## Request
Skip the pictures and quote all of the lines exactly.

-------

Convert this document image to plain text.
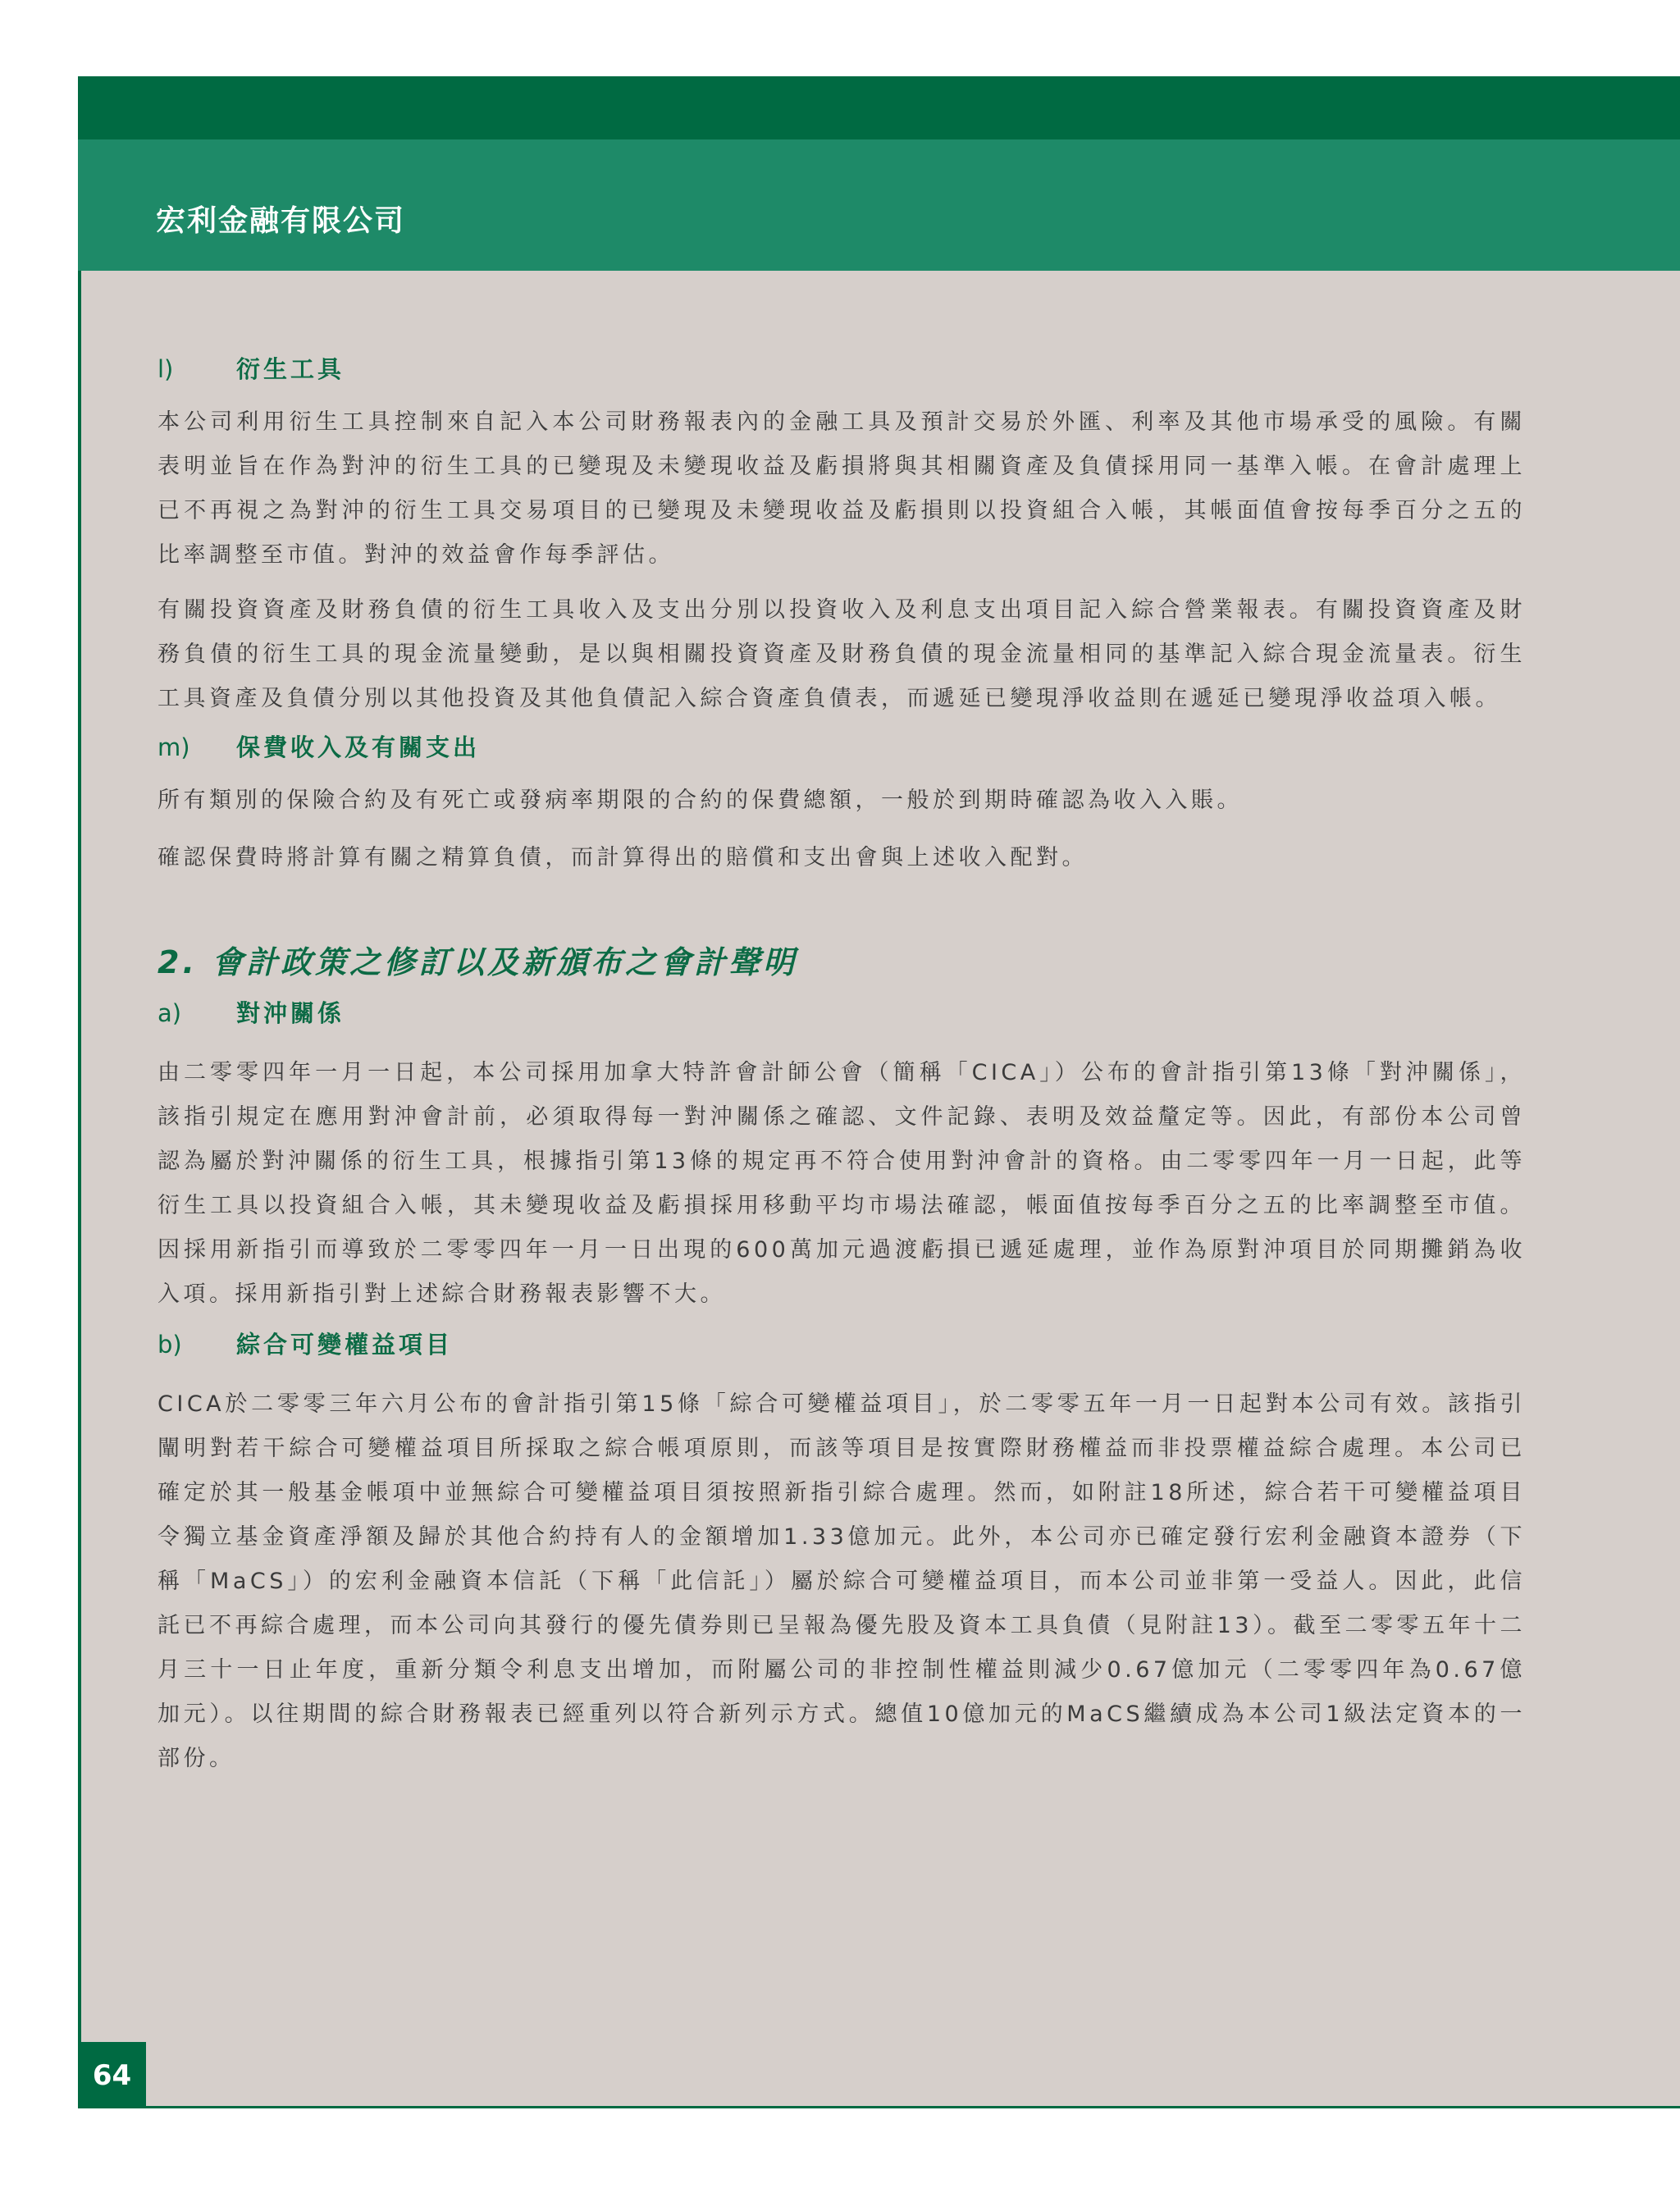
宏利金融有限公司
64
l)	衍生工具

本公司利用衍生工具控制來自記入本公司財務報表內的金融工具及預計交易於外匯、利率及其他市場承受的風險。有關表明並旨在作為對沖的衍生工具的已變現及未變現收益及虧損將與其相關資產及負債採用同一基準入帳。在會計處理上已不再視之為對沖的衍生工具交易項目的已變現及未變現收益及虧損則以投資組合入帳，其帳面值會按每季百分之五的比率調整至市值。對沖的效益會作每季評估。

有關投資資產及財務負債的衍生工具收入及支出分別以投資收入及利息支出項目記入綜合營業報表。有關投資資產及財務負債的衍生工具的現金流量變動，是以與相關投資資產及財務負債的現金流量相同的基準記入綜合現金流量表。衍生工具資產及負債分別以其他投資及其他負債記入綜合資產負債表，而遞延已變現淨收益則在遞延已變現淨收益項入帳。

m)	保費收入及有關支出

所有類別的保險合約及有死亡或發病率期限的合約的保費總額，一般於到期時確認為收入入賬。

確認保費時將計算有關之精算負債，而計算得出的賠償和支出會與上述收入配對。

2. 會計政策之修訂以及新頒布之會計聲明
a)	對沖關係

由二零零四年一月一日起，本公司採用加拿大特許會計師公會（簡稱「CICA」）公布的會計指引第13條「對沖關係」，該指引規定在應用對沖會計前，必須取得每一對沖關係之確認、文件記錄、表明及效益釐定等。因此，有部份本公司曾認為屬於對沖關係的衍生工具，根據指引第13條的規定再不符合使用對沖會計的資格。由二零零四年一月一日起，此等衍生工具以投資組合入帳，其未變現收益及虧損採用移動平均市場法確認，帳面值按每季百分之五的比率調整至市值。因採用新指引而導致於二零零四年一月一日出現的600萬加元過渡虧損已遞延處理，並作為原對沖項目於同期攤銷為收入項。採用新指引對上述綜合財務報表影響不大。

b)	綜合可變權益項目

CICA於二零零三年六月公布的會計指引第15條「綜合可變權益項目」，於二零零五年一月一日起對本公司有效。該指引闡明對若干綜合可變權益項目所採取之綜合帳項原則，而該等項目是按實際財務權益而非投票權益綜合處理。本公司已確定於其一般基金帳項中並無綜合可變權益項目須按照新指引綜合處理。然而，如附註18所述，綜合若干可變權益項目令獨立基金資產淨額及歸於其他合約持有人的金額增加1.33億加元。此外，本公司亦已確定發行宏利金融資本證券（下稱「MaCS」）的宏利金融資本信託（下稱「此信託」）屬於綜合可變權益項目，而本公司並非第一受益人。因此，此信託已不再綜合處理，而本公司向其發行的優先債券則已呈報為優先股及資本工具負債（見附註13）。截至二零零五年十二月三十一日止年度，重新分類令利息支出增加，而附屬公司的非控制性權益則減少0.67億加元（二零零四年為0.67億加元）。以往期間的綜合財務報表已經重列以符合新列示方式。總值10億加元的MaCS繼續成為本公司1級法定資本的一部份。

-------

## Answer to the exercise
Convert this document image to plain text.
宏利金融有限公司
64
l)	衍生工具

本公司利用衍生工具控制來自記入本公司財務報表內的金融工具及預計交易於外匯、利率及其他市場承受的風險。有關表明並旨在作為對沖的衍生工具的已變現及未變現收益及虧損將與其相關資產及負債採用同一基準入帳。在會計處理上已不再視之為對沖的衍生工具交易項目的已變現及未變現收益及虧損則以投資組合入帳，其帳面值會按每季百分之五的比率調整至市值。對沖的效益會作每季評估。

有關投資資產及財務負債的衍生工具收入及支出分別以投資收入及利息支出項目記入綜合營業報表。有關投資資產及財務負債的衍生工具的現金流量變動，是以與相關投資資產及財務負債的現金流量相同的基準記入綜合現金流量表。衍生工具資產及負債分別以其他投資及其他負債記入綜合資產負債表，而遞延已變現淨收益則在遞延已變現淨收益項入帳。

m)	保費收入及有關支出

所有類別的保險合約及有死亡或發病率期限的合約的保費總額，一般於到期時確認為收入入賬。

確認保費時將計算有關之精算負債，而計算得出的賠償和支出會與上述收入配對。

2. 會計政策之修訂以及新頒布之會計聲明
a)	對沖關係

由二零零四年一月一日起，本公司採用加拿大特許會計師公會（簡稱「CICA」）公布的會計指引第13條「對沖關係」，該指引規定在應用對沖會計前，必須取得每一對沖關係之確認、文件記錄、表明及效益釐定等。因此，有部份本公司曾認為屬於對沖關係的衍生工具，根據指引第13條的規定再不符合使用對沖會計的資格。由二零零四年一月一日起，此等衍生工具以投資組合入帳，其未變現收益及虧損採用移動平均市場法確認，帳面值按每季百分之五的比率調整至市值。因採用新指引而導致於二零零四年一月一日出現的600萬加元過渡虧損已遞延處理，並作為原對沖項目於同期攤銷為收入項。採用新指引對上述綜合財務報表影響不大。

b)	綜合可變權益項目

CICA於二零零三年六月公布的會計指引第15條「綜合可變權益項目」，於二零零五年一月一日起對本公司有效。該指引闡明對若干綜合可變權益項目所採取之綜合帳項原則，而該等項目是按實際財務權益而非投票權益綜合處理。本公司已確定於其一般基金帳項中並無綜合可變權益項目須按照新指引綜合處理。然而，如附註18所述，綜合若干可變權益項目令獨立基金資產淨額及歸於其他合約持有人的金額增加1.33億加元。此外，本公司亦已確定發行宏利金融資本證券（下稱「MaCS」）的宏利金融資本信託（下稱「此信託」）屬於綜合可變權益項目，而本公司並非第一受益人。因此，此信託已不再綜合處理，而本公司向其發行的優先債券則已呈報為優先股及資本工具負債（見附註13）。截至二零零五年十二月三十一日止年度，重新分類令利息支出增加，而附屬公司的非控制性權益則減少0.67億加元（二零零四年為0.67億加元）。以往期間的綜合財務報表已經重列以符合新列示方式。總值10億加元的MaCS繼續成為本公司1級法定資本的一部份。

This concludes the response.